Text segment ▸
━━━━━━━━━━

Colonial elections were held in South Australia from 8 April to 27 April 1881. All 46 seats in the South Australian House of Assembly were up for election, along with six of the 18 seats in the South Australian Legislative Council.

The Boucaut government which had taken the parliament into the 1878 election lasted only four months before it was defeated by William Morgan, who brought the first real stability to government. Morgan took the parliament through a full term, and into the 1881 election.

House of Assembly
Since the inaugural 1857 election, no parties or solid groupings had been formed, which resulted in frequent changes of the Premier. If for any reason the incumbent Premier of South Australia lost sufficient support through a successful motion of no confidence at any time on the floor of the house, he would tender his resignation to the Governor of South Australia, which would result in another member deemed to have the support of the House of Assembly being sworn in by the Governor as the next Premier.

━━━━━━━━━━

Stored rows ▸
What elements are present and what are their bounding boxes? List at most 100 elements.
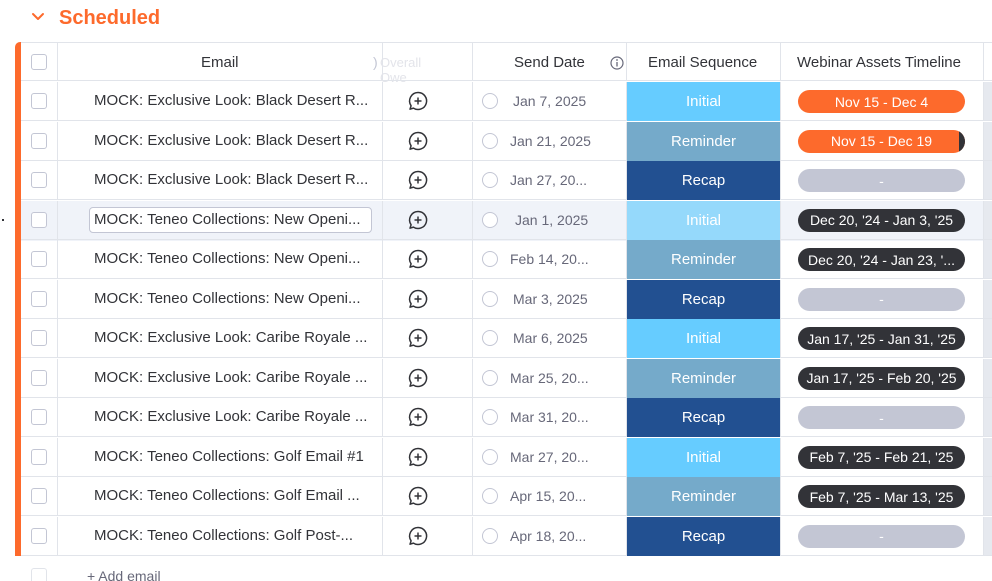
timeline-pill[interactable]: Feb 7, '25 - Feb 21, '25: [798, 445, 965, 469]
date-status-circle[interactable]: [482, 409, 498, 425]
table-row[interactable]: MOCK: Exclusive Look: Black Desert R... …: [21, 82, 992, 122]
add-update-icon[interactable]: [407, 485, 429, 507]
sequence-cell[interactable]: Initial: [627, 319, 781, 358]
date-status-circle[interactable]: [482, 290, 498, 307]
row-checkbox[interactable]: [31, 369, 47, 386]
row-checkbox[interactable]: [31, 448, 47, 465]
timeline-cell[interactable]: Nov 15 - Dec 19: [781, 121, 984, 161]
header-updates[interactable]: ): [373, 42, 455, 81]
add-update-icon[interactable]: [407, 525, 429, 547]
table-row[interactable]: MOCK: Exclusive Look: Caribe Royale ... …: [21, 319, 992, 359]
email-cell[interactable]: MOCK: Teneo Collections: New Openi...: [58, 200, 383, 240]
date-status-circle[interactable]: [482, 369, 498, 386]
sequence-cell[interactable]: Recap: [627, 279, 781, 319]
row-checkbox[interactable]: [31, 211, 47, 228]
updates-cell[interactable]: [383, 517, 455, 556]
header-email[interactable]: Email Overall Owe: [58, 42, 421, 85]
send-date-cell[interactable]: Feb 14, 20...: [473, 240, 627, 279]
table-row[interactable]: MOCK: Teneo Collections: New Openi... Fe…: [21, 240, 992, 280]
add-update-icon[interactable]: [407, 367, 429, 389]
add-update-icon[interactable]: [407, 169, 429, 191]
send-date-cell[interactable]: Apr 18, 20...: [473, 516, 627, 556]
updates-cell[interactable]: [383, 240, 455, 279]
timeline-cell[interactable]: Dec 20, '24 - Jan 23, '...: [781, 240, 984, 279]
send-date-cell[interactable]: Jan 7, 2025: [473, 82, 627, 121]
sequence-cell[interactable]: Reminder: [627, 477, 781, 516]
timeline-pill[interactable]: Feb 7, '25 - Mar 13, '25: [798, 485, 965, 508]
email-name[interactable]: MOCK: Exclusive Look: Black Desert R...: [94, 92, 372, 109]
send-date-cell[interactable]: Jan 21, 2025: [473, 121, 627, 161]
sequence-status[interactable]: Initial: [627, 200, 780, 240]
table-row[interactable]: MOCK: Teneo Collections: Golf Email ... …: [21, 477, 992, 517]
email-cell[interactable]: MOCK: Teneo Collections: Golf Email #1: [58, 437, 383, 477]
updates-cell[interactable]: [383, 161, 455, 200]
email-name[interactable]: MOCK: Teneo Collections: Golf Email #1: [94, 448, 372, 465]
email-name[interactable]: MOCK: Exclusive Look: Caribe Royale ...: [94, 369, 372, 386]
email-name[interactable]: MOCK: Exclusive Look: Caribe Royale ...: [94, 329, 372, 346]
add-update-icon[interactable]: [407, 327, 429, 349]
add-update-icon[interactable]: [407, 446, 429, 468]
updates-cell[interactable]: [383, 477, 455, 516]
table-row[interactable]: MOCK: Exclusive Look: Caribe Royale ... …: [21, 358, 992, 399]
timeline-pill[interactable]: -: [798, 169, 965, 192]
send-date-cell[interactable]: Apr 15, 20...: [473, 477, 627, 516]
sequence-cell[interactable]: Recap: [627, 161, 781, 200]
date-status-circle[interactable]: [482, 172, 498, 188]
add-email-button[interactable]: + Add email: [87, 568, 161, 581]
add-update-icon[interactable]: [407, 288, 429, 310]
table-row[interactable]: MOCK: Exclusive Look: Black Desert R... …: [21, 161, 992, 201]
row-checkbox[interactable]: [31, 132, 47, 149]
table-row[interactable]: MOCK: Teneo Collections: Golf Email #1 M…: [21, 437, 992, 478]
sequence-status[interactable]: Initial: [627, 82, 780, 121]
email-name[interactable]: MOCK: Teneo Collections: Golf Email ...: [94, 487, 372, 504]
sequence-cell[interactable]: Initial: [627, 200, 781, 240]
row-checkbox[interactable]: [31, 330, 47, 346]
row-checkbox[interactable]: [31, 409, 47, 425]
timeline-pill[interactable]: Dec 20, '24 - Jan 3, '25: [798, 208, 965, 232]
sequence-status[interactable]: Recap: [627, 161, 780, 200]
timeline-cell[interactable]: Jan 17, '25 - Feb 20, '25: [781, 358, 984, 398]
updates-cell[interactable]: [383, 319, 455, 358]
email-cell[interactable]: MOCK: Teneo Collections: New Openi...: [58, 240, 383, 279]
email-name[interactable]: MOCK: Teneo Collections: Golf Post-...: [94, 527, 372, 544]
sequence-cell[interactable]: Reminder: [627, 121, 781, 161]
sequence-status[interactable]: Reminder: [627, 121, 780, 161]
header-timeline[interactable]: Webinar Assets Timeline: [781, 42, 984, 81]
group-title[interactable]: Scheduled: [59, 7, 160, 30]
date-status-circle[interactable]: [482, 448, 498, 465]
email-edit-field[interactable]: MOCK: Teneo Collections: New Openi...: [89, 206, 372, 233]
table-row[interactable]: MOCK: Exclusive Look: Black Desert R... …: [21, 121, 992, 162]
send-date-cell[interactable]: Jan 27, 20...: [473, 161, 627, 200]
updates-cell[interactable]: [383, 201, 455, 240]
updates-cell[interactable]: [383, 280, 455, 319]
sequence-status[interactable]: Reminder: [627, 477, 780, 516]
sequence-cell[interactable]: Recap: [627, 398, 781, 437]
send-date-cell[interactable]: Jan 1, 2025: [473, 200, 627, 240]
row-checkbox[interactable]: [31, 93, 47, 109]
chevron-down-icon[interactable]: [29, 8, 47, 26]
sequence-status[interactable]: Reminder: [627, 240, 780, 279]
timeline-cell[interactable]: -: [781, 516, 984, 556]
sequence-cell[interactable]: Recap: [627, 516, 781, 556]
send-date-cell[interactable]: Mar 3, 2025: [473, 279, 627, 319]
date-status-circle[interactable]: [482, 93, 498, 109]
add-update-icon[interactable]: [407, 406, 429, 428]
add-update-icon[interactable]: [407, 90, 429, 112]
row-checkbox[interactable]: [31, 251, 47, 267]
add-update-icon[interactable]: [407, 209, 429, 231]
table-row[interactable]: MOCK: Teneo Collections: Golf Post-... A…: [21, 516, 992, 557]
email-cell[interactable]: MOCK: Teneo Collections: New Openi...: [58, 279, 383, 319]
row-checkbox[interactable]: [31, 290, 47, 307]
header-email-sequence[interactable]: Email Sequence: [627, 42, 781, 81]
sequence-cell[interactable]: Reminder: [627, 240, 781, 279]
add-update-icon[interactable]: [407, 248, 429, 270]
email-cell[interactable]: MOCK: Exclusive Look: Caribe Royale ...: [58, 319, 383, 358]
sequence-status[interactable]: Recap: [627, 279, 780, 319]
sequence-status[interactable]: Initial: [627, 437, 780, 477]
header-send-date[interactable]: Send Date: [473, 42, 627, 81]
email-cell[interactable]: MOCK: Exclusive Look: Black Desert R...: [58, 82, 383, 121]
date-status-circle[interactable]: [482, 330, 498, 346]
add-update-icon[interactable]: [407, 130, 429, 152]
date-status-circle[interactable]: [482, 527, 498, 544]
table-row[interactable]: MOCK: Teneo Collections: New Openi... Ma…: [21, 279, 992, 320]
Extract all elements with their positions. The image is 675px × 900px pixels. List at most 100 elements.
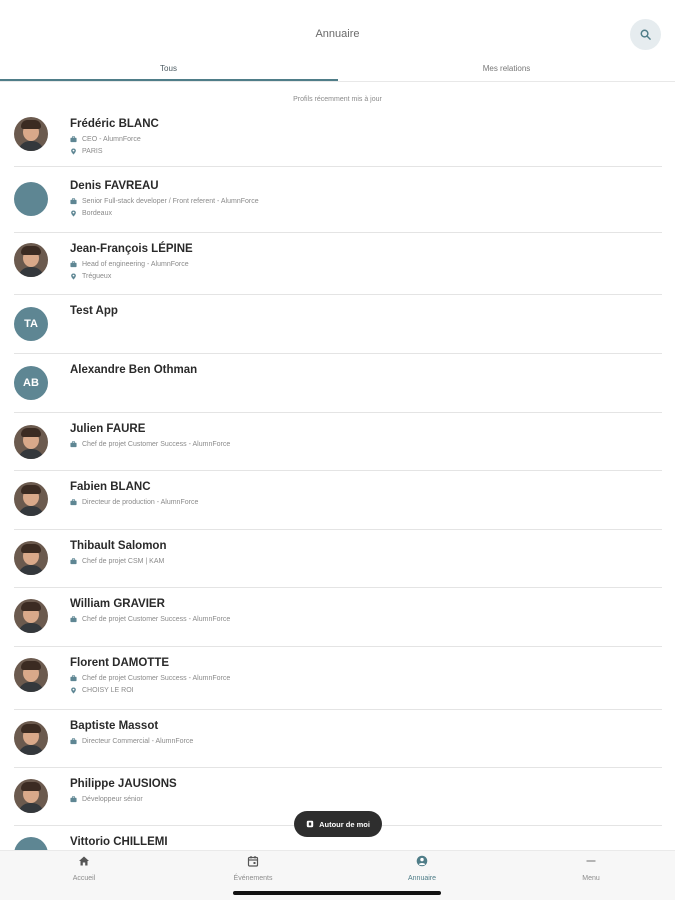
person-name: Vittorio CHILLEMI (70, 836, 168, 848)
person-location-text: CHOISY LE ROI (82, 687, 134, 694)
nearby-button-label: Autour de moi (319, 819, 370, 829)
list-item[interactable]: Jean-François LÉPINE Head of engineering … (0, 233, 675, 295)
person-job: CEO - AlumnForce (70, 136, 141, 143)
search-button[interactable] (630, 19, 661, 50)
list-item[interactable]: Fabien BLANC Directeur de production - Al… (0, 471, 675, 530)
person-name: Frédéric BLANC (70, 118, 159, 130)
nav-menu[interactable]: Menu (507, 855, 675, 882)
person-job-text: CEO - AlumnForce (82, 136, 141, 143)
briefcase-icon (70, 738, 77, 745)
briefcase-icon (70, 796, 77, 803)
list-item[interactable]: William GRAVIER Chef de projet Customer S… (0, 588, 675, 647)
person-job-text: Chef de projet CSM | KAM (82, 558, 165, 565)
person-job-text: Head of engineering - AlumnForce (82, 261, 189, 268)
person-name: Test App (70, 305, 118, 317)
directory-tabs: Tous Mes relations (0, 60, 675, 82)
person-name: Alexandre Ben Othman (70, 364, 198, 376)
briefcase-icon (70, 616, 77, 623)
person-name: Julien FAURE (70, 423, 146, 435)
person-job: Chef de projet Customer Success - AlumnF… (70, 441, 230, 448)
person-job: Senior Full-stack developer / Front refe… (70, 198, 259, 205)
person-name: Fabien BLANC (70, 481, 151, 493)
list-item[interactable]: AB Alexandre Ben Othman (0, 354, 675, 413)
person-location-text: Trégueux (82, 273, 112, 280)
briefcase-icon (70, 136, 77, 143)
avatar: TA (14, 307, 48, 341)
briefcase-icon (70, 675, 77, 682)
person-name: William GRAVIER (70, 598, 165, 610)
nav-events-label: Événements (233, 875, 273, 882)
person-name: Philippe JAUSIONS (70, 778, 177, 790)
nav-menu-label: Menu (582, 875, 600, 882)
avatar (14, 425, 48, 459)
list-item[interactable]: Frédéric BLANC CEO - AlumnForce PARIS (0, 108, 675, 167)
person-job-text: Chef de projet Customer Success - AlumnF… (82, 616, 231, 623)
list-item[interactable]: TA Test App (0, 295, 675, 354)
avatar (14, 658, 48, 692)
person-location-text: PARIS (82, 148, 103, 155)
person-job: Chef de projet Customer Success - AlumnF… (70, 616, 230, 623)
section-label: Profils récemment mis à jour (293, 96, 382, 103)
person-name: Jean-François LÉPINE (70, 243, 193, 255)
list-item[interactable]: Florent DAMOTTE Chef de projet Customer S… (0, 647, 675, 710)
page-title: Annuaire (315, 28, 360, 40)
nav-home-label: Accueil (72, 875, 96, 882)
person-job: Directeur Commercial - AlumnForce (70, 738, 193, 745)
list-item[interactable]: Thibault Salomon Chef de projet CSM | KAM (0, 530, 675, 588)
list-item[interactable]: Julien FAURE Chef de projet Customer Succ… (0, 413, 675, 471)
list-item[interactable]: Denis FAVREAU Senior Full-stack developer… (0, 170, 675, 233)
briefcase-icon (70, 441, 77, 448)
location-pin-icon (71, 148, 76, 155)
avatar (14, 721, 48, 755)
app-header: Annuaire (0, 0, 675, 60)
nearby-button[interactable]: Autour de moi (294, 811, 382, 837)
nav-home[interactable]: Accueil (0, 855, 168, 882)
person-location-text: Bordeaux (82, 210, 112, 217)
briefcase-icon (70, 558, 77, 565)
avatar: AB (14, 366, 48, 400)
person-job-text: Directeur de production - AlumnForce (82, 499, 199, 506)
person-name: Florent DAMOTTE (70, 657, 170, 669)
nav-directory[interactable]: Annuaire (338, 855, 506, 882)
person-job: Chef de projet CSM | KAM (70, 558, 164, 565)
person-job-text: Chef de projet Customer Success - AlumnF… (82, 675, 231, 682)
person-icon (416, 855, 428, 867)
person-location: CHOISY LE ROI (70, 687, 134, 694)
active-tab-indicator (0, 79, 338, 81)
person-location: PARIS (70, 148, 103, 155)
person-job: Chef de projet Customer Success - AlumnF… (70, 675, 230, 682)
person-job: Head of engineering - AlumnForce (70, 261, 189, 268)
person-job-text: Chef de projet Customer Success - AlumnF… (82, 441, 231, 448)
map-icon (306, 820, 314, 828)
person-location: Trégueux (70, 273, 111, 280)
person-job: Directeur de production - AlumnForce (70, 499, 198, 506)
avatar (14, 599, 48, 633)
nav-directory-label: Annuaire (407, 875, 437, 882)
location-pin-icon (71, 273, 76, 280)
briefcase-icon (70, 499, 77, 506)
person-name: Denis FAVREAU (70, 180, 159, 192)
briefcase-icon (70, 261, 77, 268)
briefcase-icon (70, 198, 77, 205)
person-job-text: Développeur sénior (82, 796, 143, 803)
person-location: Bordeaux (70, 210, 112, 217)
person-job: Développeur sénior (70, 796, 143, 803)
location-pin-icon (71, 210, 76, 217)
tab-all[interactable]: Tous (0, 64, 337, 73)
row-divider (14, 166, 662, 167)
avatar-initials: AB (23, 377, 39, 389)
home-icon (79, 856, 89, 866)
avatar (14, 482, 48, 516)
home-indicator (233, 891, 441, 895)
avatar (14, 182, 48, 216)
nav-events[interactable]: Événements (169, 855, 337, 882)
person-job-text: Senior Full-stack developer / Front refe… (82, 198, 259, 205)
person-name: Thibault Salomon (70, 540, 167, 552)
location-pin-icon (71, 687, 76, 694)
person-job-text: Directeur Commercial - AlumnForce (82, 738, 194, 745)
list-item[interactable]: Baptiste Massot Directeur Commercial - Al… (0, 710, 675, 768)
person-name: Baptiste Massot (70, 720, 159, 732)
menu-icon (586, 860, 596, 862)
avatar (14, 117, 48, 151)
tab-my-relations[interactable]: Mes relations (338, 64, 675, 73)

━━━━━━━━━━

Given request ▸
According to the text on the 1881 South Australian election, who defeated the Boucaut government?

Result ▸
William Morgan defeated the Boucaut government.